Supplied text:
= = = = = = =

Question about Bog Oak

Jeffinn

Knifemaker / Craftsman / Service Provider
Joined
Jan 25, 2022
Messages
44
Hi all,
I've been looking at some stabilized bog oak slabs to use for some upcoming knife handles. And even though I like the look of the material, I can't help but feel that it could just be plain old oak thats been dyed dark brown or black. Is there a way to determine if the slabs are actually bog oak? Ive never worked with it before and Im assuming some of you have.
I'm not casting aspersions on anyone, just curious if there's a way to identify whether it's real bog oak.
Thanks all.
Jeff
 
The look has the silica streaks in it. It looks very different from dyed oak. Oh, and it is not necessarily oak. That is just a generic name for sunken wood that carbonizes with age. It can range from "new" stuff that is only 700-800 years old to the good stuff at 3000-8000 years. Getting it from a reliable source and getting a carbon dating certificate are good ways to know it is real.

= = = = = = =

Given information:
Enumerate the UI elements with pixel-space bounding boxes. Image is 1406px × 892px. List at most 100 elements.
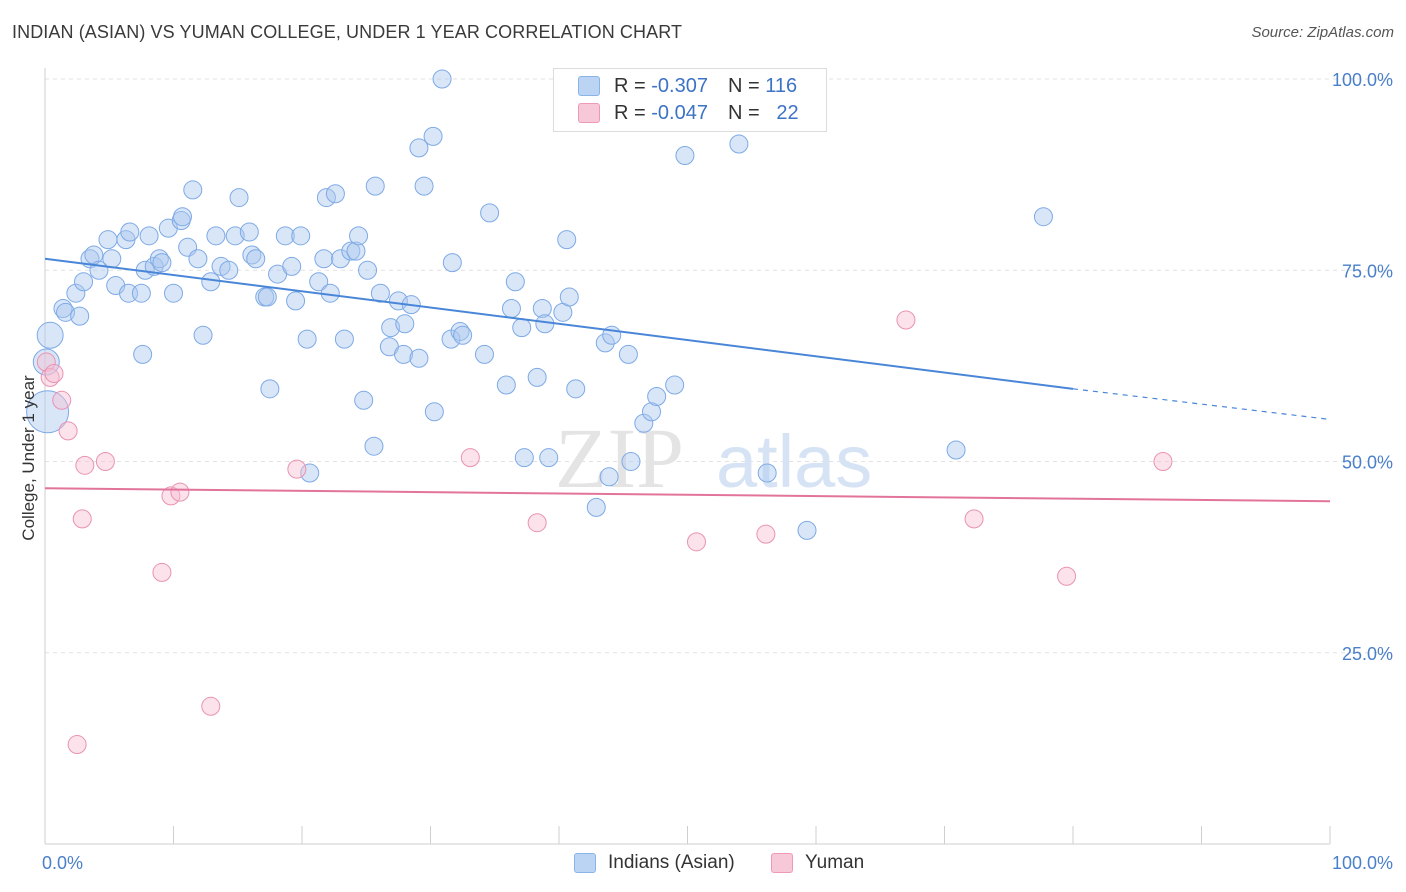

= = = = = = =

Written instruction: Reproduce the entire bog oak forum post word for word. The listing is unrelated material and stands apart from the bog oak forum post.

Exercise answer:
Question about Bog Oak

Jeffinn

Knifemaker / Craftsman / Service Provider
Joined
Jan 25, 2022
Messages
44
Hi all,
I've been looking at some stabilized bog oak slabs to use for some upcoming knife handles. And even though I like the look of the material, I can't help but feel that it could just be plain old oak thats been dyed dark brown or black. Is there a way to determine if the slabs are actually bog oak? Ive never worked with it before and Im assuming some of you have.
I'm not casting aspersions on anyone, just curious if there's a way to identify whether it's real bog oak.
Thanks all.
Jeff
 
The look has the silica streaks in it. It looks very different from dyed oak. Oh, and it is not necessarily oak. That is just a generic name for sunken wood that carbonizes with age. It can range from "new" stuff that is only 700-800 years old to the good stuff at 3000-8000 years. Getting it from a reliable source and getting a carbon dating certificate are good ways to know it is real.